What to work on
Seek out every line containing the word "icon", and copy each.

Source material
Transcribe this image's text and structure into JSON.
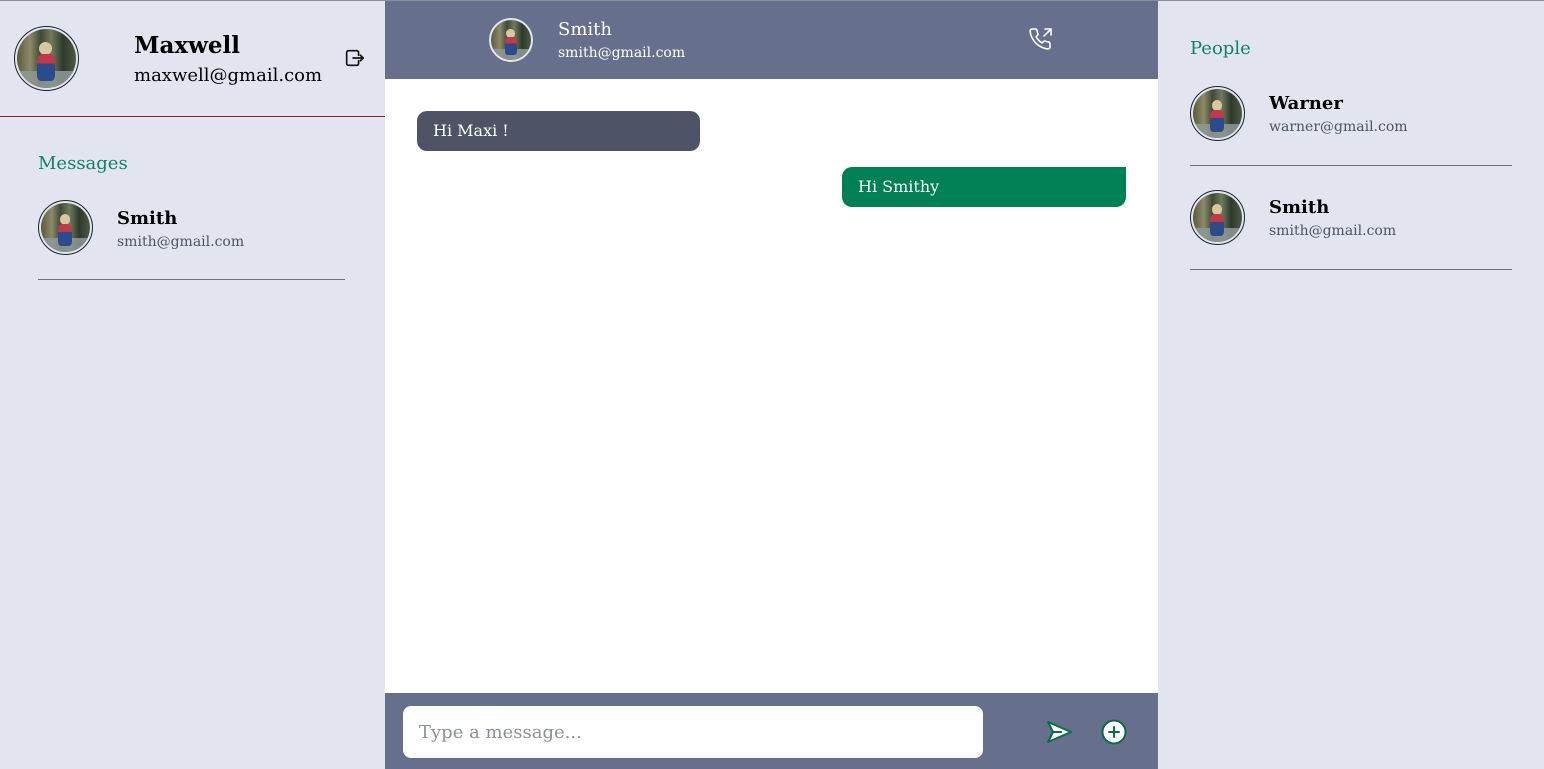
{
  "current_user": {
    "name": "Maxwell",
    "email": "maxwell@gmail.com",
    "logout_icon": "logout-icon"
  },
  "messages_section": {
    "title": "Messages",
    "items": [
      {
        "name": "Smith",
        "email": "smith@gmail.com"
      }
    ]
  },
  "chat": {
    "header": {
      "name": "Smith",
      "email": "smith@gmail.com",
      "call_icon": "phone-outgoing-icon"
    },
    "messages": [
      {
        "direction": "incoming",
        "text": "Hi Maxi !"
      },
      {
        "direction": "outgoing",
        "text": "Hi Smithy"
      }
    ],
    "composer": {
      "placeholder": "Type a message...",
      "value": "",
      "send_icon": "send-icon",
      "add_icon": "add-circle-icon"
    }
  },
  "people_section": {
    "title": "People",
    "items": [
      {
        "name": "Warner",
        "email": "warner@gmail.com"
      },
      {
        "name": "Smith",
        "email": "smith@gmail.com"
      }
    ]
  },
  "colors": {
    "accent_text": "#12806b",
    "header_bg": "#66708c",
    "incoming_bubble": "#4e5465",
    "outgoing_bubble": "#008055",
    "sidebar_bg": "#e2e5f0"
  }
}
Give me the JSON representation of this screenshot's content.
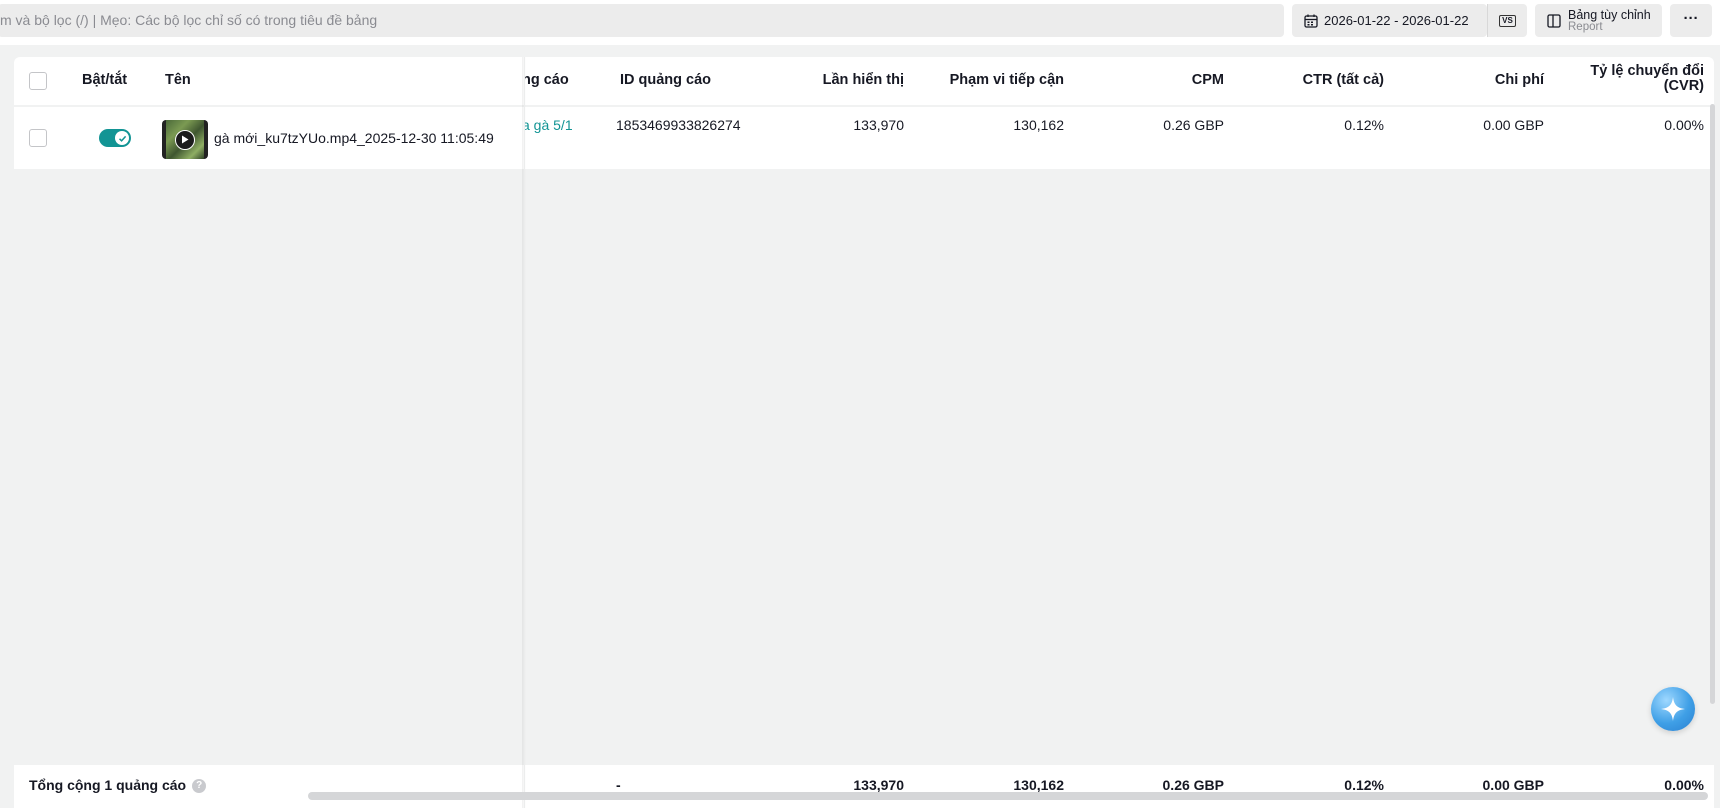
{
  "toolbar": {
    "search_placeholder": "m và bộ lọc (/) | Mẹo: Các bộ lọc chỉ số có trong tiêu đề bảng",
    "date_range": "2026-01-22 - 2026-01-22",
    "compare_label": "VS",
    "custom_table_label": "Bảng tùy chỉnh",
    "custom_table_sub": "Report",
    "more_label": "···"
  },
  "table": {
    "headers": {
      "toggle": "Bật/tắt",
      "name": "Tên",
      "ad_group": "ng cáo",
      "ad_id": "ID quảng cáo",
      "impressions": "Lần hiển thị",
      "reach": "Phạm vi tiếp cận",
      "cpm": "CPM",
      "ctr": "CTR (tất cả)",
      "cost": "Chi phí",
      "cvr_line1": "Tỷ lệ chuyển đổi",
      "cvr_line2": "(CVR)"
    },
    "rows": [
      {
        "name": "gà mới_ku7tzYUo.mp4_2025-12-30 11:05:49",
        "ad_group": "a gà 5/1",
        "ad_id": "1853469933826274",
        "impressions": "133,970",
        "reach": "130,162",
        "cpm": "0.26 GBP",
        "ctr": "0.12%",
        "cost": "0.00 GBP",
        "cvr": "0.00%",
        "enabled": true
      }
    ],
    "totals": {
      "label": "Tổng cộng 1 quảng cáo",
      "ad_id": "-",
      "impressions": "133,970",
      "reach": "130,162",
      "cpm": "0.26 GBP",
      "ctr": "0.12%",
      "cost": "0.00 GBP",
      "cvr": "0.00%"
    }
  },
  "colors": {
    "accent": "#129494",
    "link": "#129494"
  }
}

Task solution
    "logout_icon": "logout-icon"
      "call_icon": "phone-outgoing-icon"
      "send_icon": "send-icon",
      "add_icon": "add-circle-icon"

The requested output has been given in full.